**The problem**
Leave the pictures out and transcribe every record exactly.

**Supplied records**
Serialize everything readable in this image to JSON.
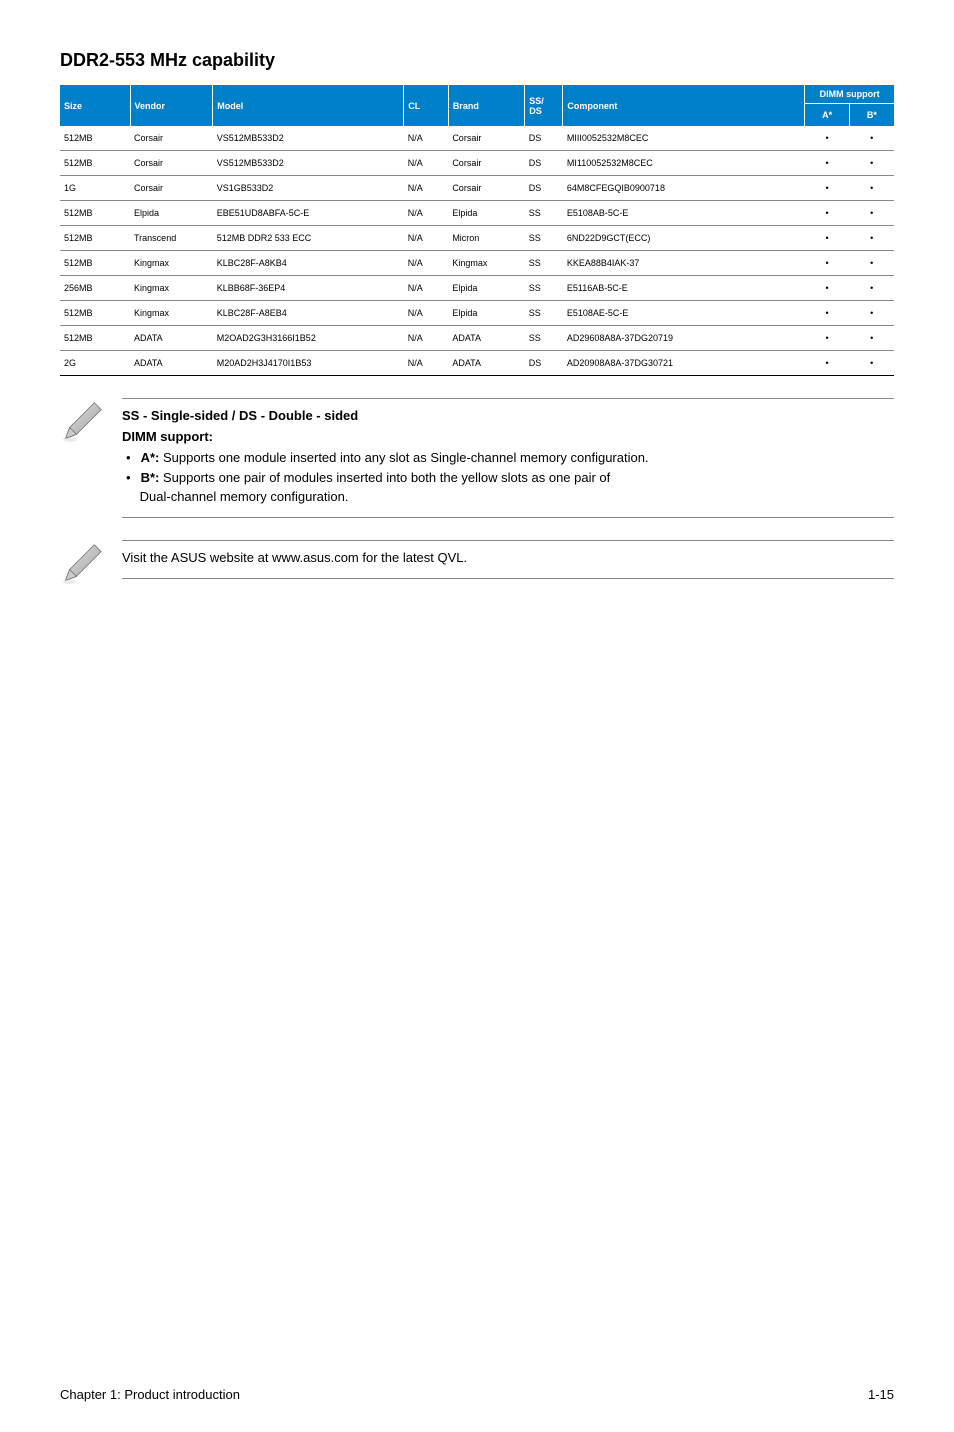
{
  "heading": "DDR2-553 MHz capability",
  "table": {
    "headers": {
      "size": "Size",
      "vendor": "Vendor",
      "model": "Model",
      "cl": "CL",
      "brand": "Brand",
      "ssds": "SS/\nDS",
      "component": "Component",
      "dimm_support": "DIMM support",
      "a": "A*",
      "b": "B*"
    },
    "col_widths": [
      "55px",
      "65px",
      "150px",
      "35px",
      "60px",
      "30px",
      "190px",
      "35px",
      "35px"
    ],
    "header_bg": "#0080c8",
    "header_fg": "#ffffff",
    "row_border": "#888888",
    "font_size_pt": 7,
    "rows": [
      {
        "size": "512MB",
        "vendor": "Corsair",
        "model": "VS512MB533D2",
        "cl": "N/A",
        "brand": "Corsair",
        "ssds": "DS",
        "component": "MIII0052532M8CEC",
        "a": "•",
        "b": "•"
      },
      {
        "size": "512MB",
        "vendor": "Corsair",
        "model": "VS512MB533D2",
        "cl": "N/A",
        "brand": "Corsair",
        "ssds": "DS",
        "component": "MI110052532M8CEC",
        "a": "•",
        "b": "•"
      },
      {
        "size": "1G",
        "vendor": "Corsair",
        "model": "VS1GB533D2",
        "cl": "N/A",
        "brand": "Corsair",
        "ssds": "DS",
        "component": "64M8CFEGQIB0900718",
        "a": "•",
        "b": "•"
      },
      {
        "size": "512MB",
        "vendor": "Elpida",
        "model": "EBE51UD8ABFA-5C-E",
        "cl": "N/A",
        "brand": "Elpida",
        "ssds": "SS",
        "component": "E5108AB-5C-E",
        "a": "•",
        "b": "•"
      },
      {
        "size": "512MB",
        "vendor": "Transcend",
        "model": "512MB DDR2 533 ECC",
        "cl": "N/A",
        "brand": "Micron",
        "ssds": "SS",
        "component": "6ND22D9GCT(ECC)",
        "a": "•",
        "b": "•"
      },
      {
        "size": "512MB",
        "vendor": "Kingmax",
        "model": "KLBC28F-A8KB4",
        "cl": "N/A",
        "brand": "Kingmax",
        "ssds": "SS",
        "component": "KKEA88B4IAK-37",
        "a": "•",
        "b": "•"
      },
      {
        "size": "256MB",
        "vendor": "Kingmax",
        "model": "KLBB68F-36EP4",
        "cl": "N/A",
        "brand": "Elpida",
        "ssds": "SS",
        "component": "E5116AB-5C-E",
        "a": "•",
        "b": "•"
      },
      {
        "size": "512MB",
        "vendor": "Kingmax",
        "model": "KLBC28F-A8EB4",
        "cl": "N/A",
        "brand": "Elpida",
        "ssds": "SS",
        "component": "E5108AE-5C-E",
        "a": "•",
        "b": "•"
      },
      {
        "size": "512MB",
        "vendor": "ADATA",
        "model": "M2OAD2G3H3166I1B52",
        "cl": "N/A",
        "brand": "ADATA",
        "ssds": "SS",
        "component": "AD29608A8A-37DG20719",
        "a": "•",
        "b": "•"
      },
      {
        "size": "2G",
        "vendor": "ADATA",
        "model": "M20AD2H3J4170I1B53",
        "cl": "N/A",
        "brand": "ADATA",
        "ssds": "DS",
        "component": "AD20908A8A-37DG30721",
        "a": "•",
        "b": "•"
      }
    ]
  },
  "note1": {
    "heading1": "SS - Single-sided / DS - Double - sided",
    "heading2": "DIMM support:",
    "bullets": [
      {
        "label": "A*:",
        "text": "Supports one module inserted into any slot as Single-channel memory configuration."
      },
      {
        "label": "B*:",
        "text": "Supports one pair of modules inserted into both the yellow slots as one pair of",
        "cont": "Dual-channel memory configuration."
      }
    ]
  },
  "note2": {
    "text": "Visit the ASUS website at www.asus.com for the latest QVL."
  },
  "footer": {
    "left": "Chapter 1: Product introduction",
    "right": "1-15"
  }
}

**The result**
Serialize everything readable in this image to JSON.
{
  "heading": "DDR2-553 MHz capability",
  "table": {
    "headers": {
      "size": "Size",
      "vendor": "Vendor",
      "model": "Model",
      "cl": "CL",
      "brand": "Brand",
      "ssds": "SS/\nDS",
      "component": "Component",
      "dimm_support": "DIMM support",
      "a": "A*",
      "b": "B*"
    },
    "col_widths": [
      "55px",
      "65px",
      "150px",
      "35px",
      "60px",
      "30px",
      "190px",
      "35px",
      "35px"
    ],
    "header_bg": "#0080c8",
    "header_fg": "#ffffff",
    "row_border": "#888888",
    "font_size_pt": 7,
    "rows": [
      {
        "size": "512MB",
        "vendor": "Corsair",
        "model": "VS512MB533D2",
        "cl": "N/A",
        "brand": "Corsair",
        "ssds": "DS",
        "component": "MIII0052532M8CEC",
        "a": "•",
        "b": "•"
      },
      {
        "size": "512MB",
        "vendor": "Corsair",
        "model": "VS512MB533D2",
        "cl": "N/A",
        "brand": "Corsair",
        "ssds": "DS",
        "component": "MI110052532M8CEC",
        "a": "•",
        "b": "•"
      },
      {
        "size": "1G",
        "vendor": "Corsair",
        "model": "VS1GB533D2",
        "cl": "N/A",
        "brand": "Corsair",
        "ssds": "DS",
        "component": "64M8CFEGQIB0900718",
        "a": "•",
        "b": "•"
      },
      {
        "size": "512MB",
        "vendor": "Elpida",
        "model": "EBE51UD8ABFA-5C-E",
        "cl": "N/A",
        "brand": "Elpida",
        "ssds": "SS",
        "component": "E5108AB-5C-E",
        "a": "•",
        "b": "•"
      },
      {
        "size": "512MB",
        "vendor": "Transcend",
        "model": "512MB DDR2 533 ECC",
        "cl": "N/A",
        "brand": "Micron",
        "ssds": "SS",
        "component": "6ND22D9GCT(ECC)",
        "a": "•",
        "b": "•"
      },
      {
        "size": "512MB",
        "vendor": "Kingmax",
        "model": "KLBC28F-A8KB4",
        "cl": "N/A",
        "brand": "Kingmax",
        "ssds": "SS",
        "component": "KKEA88B4IAK-37",
        "a": "•",
        "b": "•"
      },
      {
        "size": "256MB",
        "vendor": "Kingmax",
        "model": "KLBB68F-36EP4",
        "cl": "N/A",
        "brand": "Elpida",
        "ssds": "SS",
        "component": "E5116AB-5C-E",
        "a": "•",
        "b": "•"
      },
      {
        "size": "512MB",
        "vendor": "Kingmax",
        "model": "KLBC28F-A8EB4",
        "cl": "N/A",
        "brand": "Elpida",
        "ssds": "SS",
        "component": "E5108AE-5C-E",
        "a": "•",
        "b": "•"
      },
      {
        "size": "512MB",
        "vendor": "ADATA",
        "model": "M2OAD2G3H3166I1B52",
        "cl": "N/A",
        "brand": "ADATA",
        "ssds": "SS",
        "component": "AD29608A8A-37DG20719",
        "a": "•",
        "b": "•"
      },
      {
        "size": "2G",
        "vendor": "ADATA",
        "model": "M20AD2H3J4170I1B53",
        "cl": "N/A",
        "brand": "ADATA",
        "ssds": "DS",
        "component": "AD20908A8A-37DG30721",
        "a": "•",
        "b": "•"
      }
    ]
  },
  "note1": {
    "heading1": "SS - Single-sided / DS - Double - sided",
    "heading2": "DIMM support:",
    "bullets": [
      {
        "label": "A*:",
        "text": "Supports one module inserted into any slot as Single-channel memory configuration."
      },
      {
        "label": "B*:",
        "text": "Supports one pair of modules inserted into both the yellow slots as one pair of",
        "cont": "Dual-channel memory configuration."
      }
    ]
  },
  "note2": {
    "text": "Visit the ASUS website at www.asus.com for the latest QVL."
  },
  "footer": {
    "left": "Chapter 1: Product introduction",
    "right": "1-15"
  }
}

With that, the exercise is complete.